▼

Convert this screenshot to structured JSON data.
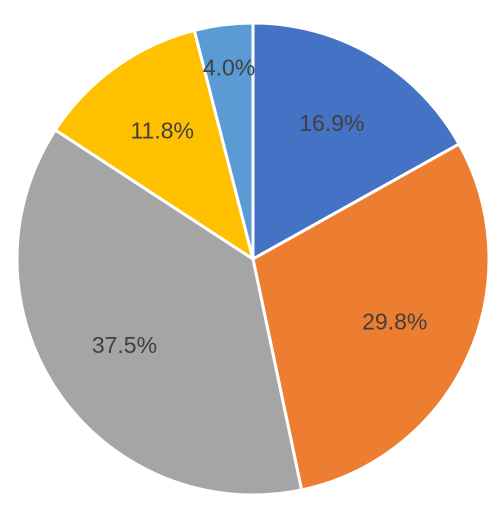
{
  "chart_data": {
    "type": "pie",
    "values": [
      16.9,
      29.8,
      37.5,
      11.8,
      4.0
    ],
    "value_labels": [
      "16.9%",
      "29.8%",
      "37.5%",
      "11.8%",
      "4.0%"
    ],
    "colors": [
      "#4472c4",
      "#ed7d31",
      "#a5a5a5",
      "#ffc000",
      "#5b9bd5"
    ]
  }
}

▲
▼

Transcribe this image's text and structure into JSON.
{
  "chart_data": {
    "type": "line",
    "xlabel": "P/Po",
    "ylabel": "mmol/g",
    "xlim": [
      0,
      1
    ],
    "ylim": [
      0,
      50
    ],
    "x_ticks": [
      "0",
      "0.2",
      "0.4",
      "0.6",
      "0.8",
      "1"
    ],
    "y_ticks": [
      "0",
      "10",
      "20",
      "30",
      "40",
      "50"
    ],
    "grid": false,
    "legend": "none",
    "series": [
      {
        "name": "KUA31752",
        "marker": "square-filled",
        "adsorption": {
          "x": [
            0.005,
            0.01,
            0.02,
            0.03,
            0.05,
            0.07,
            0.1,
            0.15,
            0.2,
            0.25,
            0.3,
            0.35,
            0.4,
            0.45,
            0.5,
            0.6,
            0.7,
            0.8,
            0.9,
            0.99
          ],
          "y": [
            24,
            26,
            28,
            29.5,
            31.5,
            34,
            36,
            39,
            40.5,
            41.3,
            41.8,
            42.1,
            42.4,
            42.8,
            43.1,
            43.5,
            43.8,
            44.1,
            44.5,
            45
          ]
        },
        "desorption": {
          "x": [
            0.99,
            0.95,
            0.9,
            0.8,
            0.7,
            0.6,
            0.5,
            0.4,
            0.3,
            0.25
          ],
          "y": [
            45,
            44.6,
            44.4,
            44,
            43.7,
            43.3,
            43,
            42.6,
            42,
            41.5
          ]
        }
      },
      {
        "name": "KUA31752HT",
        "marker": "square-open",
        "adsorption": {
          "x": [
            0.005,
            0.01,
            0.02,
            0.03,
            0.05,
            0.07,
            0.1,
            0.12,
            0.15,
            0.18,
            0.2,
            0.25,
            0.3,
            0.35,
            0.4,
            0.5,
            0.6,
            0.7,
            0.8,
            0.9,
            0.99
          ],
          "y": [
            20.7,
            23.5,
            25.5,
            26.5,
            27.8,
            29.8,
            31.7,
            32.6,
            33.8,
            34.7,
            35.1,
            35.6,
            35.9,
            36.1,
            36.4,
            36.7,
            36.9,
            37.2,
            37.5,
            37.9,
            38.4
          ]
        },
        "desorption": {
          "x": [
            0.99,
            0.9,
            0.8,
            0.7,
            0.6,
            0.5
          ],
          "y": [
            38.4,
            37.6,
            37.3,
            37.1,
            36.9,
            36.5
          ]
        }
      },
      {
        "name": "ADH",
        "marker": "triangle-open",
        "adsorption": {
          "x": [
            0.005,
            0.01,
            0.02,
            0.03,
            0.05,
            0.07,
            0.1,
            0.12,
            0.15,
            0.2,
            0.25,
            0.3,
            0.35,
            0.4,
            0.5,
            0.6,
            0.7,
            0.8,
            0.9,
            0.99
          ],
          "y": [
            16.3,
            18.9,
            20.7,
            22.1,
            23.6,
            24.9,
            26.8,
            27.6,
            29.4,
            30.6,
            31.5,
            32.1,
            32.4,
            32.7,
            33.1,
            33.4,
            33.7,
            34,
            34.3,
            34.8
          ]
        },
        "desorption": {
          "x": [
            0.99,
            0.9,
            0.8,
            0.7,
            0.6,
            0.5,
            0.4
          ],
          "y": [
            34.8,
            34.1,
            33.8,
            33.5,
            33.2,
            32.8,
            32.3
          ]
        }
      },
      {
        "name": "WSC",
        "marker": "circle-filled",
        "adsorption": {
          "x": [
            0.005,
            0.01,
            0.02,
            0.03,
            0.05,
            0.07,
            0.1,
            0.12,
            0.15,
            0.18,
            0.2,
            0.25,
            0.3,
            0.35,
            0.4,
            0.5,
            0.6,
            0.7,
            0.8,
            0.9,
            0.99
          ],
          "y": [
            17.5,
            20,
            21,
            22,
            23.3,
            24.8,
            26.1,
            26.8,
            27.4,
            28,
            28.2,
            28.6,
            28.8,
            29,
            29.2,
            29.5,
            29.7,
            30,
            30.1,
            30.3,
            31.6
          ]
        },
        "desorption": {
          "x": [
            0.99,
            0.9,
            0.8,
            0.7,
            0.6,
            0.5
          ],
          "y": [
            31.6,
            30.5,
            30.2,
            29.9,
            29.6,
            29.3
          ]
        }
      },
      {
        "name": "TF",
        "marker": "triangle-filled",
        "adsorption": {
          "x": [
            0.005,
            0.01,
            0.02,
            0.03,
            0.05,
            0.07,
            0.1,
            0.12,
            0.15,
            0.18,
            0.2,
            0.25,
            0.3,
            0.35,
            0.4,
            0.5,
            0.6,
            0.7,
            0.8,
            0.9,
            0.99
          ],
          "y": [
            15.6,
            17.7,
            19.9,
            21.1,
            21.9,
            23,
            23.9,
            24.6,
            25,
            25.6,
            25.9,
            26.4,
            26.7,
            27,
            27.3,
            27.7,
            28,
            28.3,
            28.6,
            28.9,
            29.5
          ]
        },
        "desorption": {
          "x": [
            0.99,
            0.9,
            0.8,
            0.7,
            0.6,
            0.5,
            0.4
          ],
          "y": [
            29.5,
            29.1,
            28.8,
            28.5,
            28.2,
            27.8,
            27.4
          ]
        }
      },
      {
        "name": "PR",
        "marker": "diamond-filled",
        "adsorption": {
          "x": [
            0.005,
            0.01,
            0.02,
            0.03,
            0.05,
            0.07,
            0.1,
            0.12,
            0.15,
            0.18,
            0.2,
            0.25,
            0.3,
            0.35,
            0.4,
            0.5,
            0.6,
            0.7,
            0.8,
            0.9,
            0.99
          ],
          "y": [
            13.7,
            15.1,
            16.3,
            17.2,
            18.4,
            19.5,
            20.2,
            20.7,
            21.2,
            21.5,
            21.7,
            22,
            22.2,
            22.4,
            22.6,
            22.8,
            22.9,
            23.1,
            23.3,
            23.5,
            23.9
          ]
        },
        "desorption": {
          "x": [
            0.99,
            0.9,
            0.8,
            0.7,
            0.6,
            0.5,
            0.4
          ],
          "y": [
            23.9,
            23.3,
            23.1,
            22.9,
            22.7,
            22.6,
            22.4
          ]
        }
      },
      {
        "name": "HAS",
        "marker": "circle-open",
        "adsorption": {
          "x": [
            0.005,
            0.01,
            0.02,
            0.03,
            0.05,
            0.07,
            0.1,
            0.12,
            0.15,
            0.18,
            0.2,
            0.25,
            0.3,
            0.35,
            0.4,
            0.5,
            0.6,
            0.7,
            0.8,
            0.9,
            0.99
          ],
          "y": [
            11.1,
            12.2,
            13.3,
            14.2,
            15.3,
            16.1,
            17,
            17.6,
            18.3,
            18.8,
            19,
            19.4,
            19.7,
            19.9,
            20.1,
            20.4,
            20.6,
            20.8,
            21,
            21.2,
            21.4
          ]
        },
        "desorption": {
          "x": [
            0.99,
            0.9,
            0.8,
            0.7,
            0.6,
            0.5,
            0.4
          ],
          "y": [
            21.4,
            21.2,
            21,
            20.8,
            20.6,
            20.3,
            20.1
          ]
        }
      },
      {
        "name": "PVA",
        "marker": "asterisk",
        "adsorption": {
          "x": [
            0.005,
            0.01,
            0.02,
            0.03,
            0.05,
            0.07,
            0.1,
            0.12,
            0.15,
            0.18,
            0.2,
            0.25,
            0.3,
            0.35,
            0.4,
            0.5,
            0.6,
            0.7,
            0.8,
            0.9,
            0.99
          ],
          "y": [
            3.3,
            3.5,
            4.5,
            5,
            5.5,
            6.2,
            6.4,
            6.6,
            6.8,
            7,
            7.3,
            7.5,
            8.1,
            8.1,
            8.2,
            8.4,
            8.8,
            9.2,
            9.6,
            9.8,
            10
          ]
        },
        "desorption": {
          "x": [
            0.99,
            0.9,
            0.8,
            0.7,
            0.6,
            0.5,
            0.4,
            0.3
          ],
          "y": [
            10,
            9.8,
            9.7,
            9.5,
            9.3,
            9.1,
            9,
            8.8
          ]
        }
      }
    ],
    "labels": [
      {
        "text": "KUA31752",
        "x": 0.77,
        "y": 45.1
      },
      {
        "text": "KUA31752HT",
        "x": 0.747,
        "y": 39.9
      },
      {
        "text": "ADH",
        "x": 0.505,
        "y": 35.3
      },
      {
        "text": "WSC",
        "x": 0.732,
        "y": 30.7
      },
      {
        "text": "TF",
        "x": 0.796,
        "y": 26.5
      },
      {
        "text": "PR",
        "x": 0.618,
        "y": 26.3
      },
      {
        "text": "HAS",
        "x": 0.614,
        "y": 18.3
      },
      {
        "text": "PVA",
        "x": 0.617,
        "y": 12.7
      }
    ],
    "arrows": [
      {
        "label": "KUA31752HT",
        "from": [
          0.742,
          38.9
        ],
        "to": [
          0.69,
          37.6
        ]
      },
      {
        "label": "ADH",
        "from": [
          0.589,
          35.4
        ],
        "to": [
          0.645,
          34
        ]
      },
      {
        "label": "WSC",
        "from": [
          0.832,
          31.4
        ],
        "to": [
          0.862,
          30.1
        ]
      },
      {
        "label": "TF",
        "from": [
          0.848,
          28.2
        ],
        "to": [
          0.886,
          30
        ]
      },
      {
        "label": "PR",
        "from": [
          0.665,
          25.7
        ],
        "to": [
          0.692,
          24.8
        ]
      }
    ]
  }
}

▲

Pull out all lines from the entries above that include the word "marker".

        "marker": "square-filled",
        "marker": "square-open",
        "marker": "triangle-open",
        "marker": "circle-filled",
        "marker": "triangle-filled",
        "marker": "diamond-filled",
        "marker": "circle-open",
        "marker": "asterisk",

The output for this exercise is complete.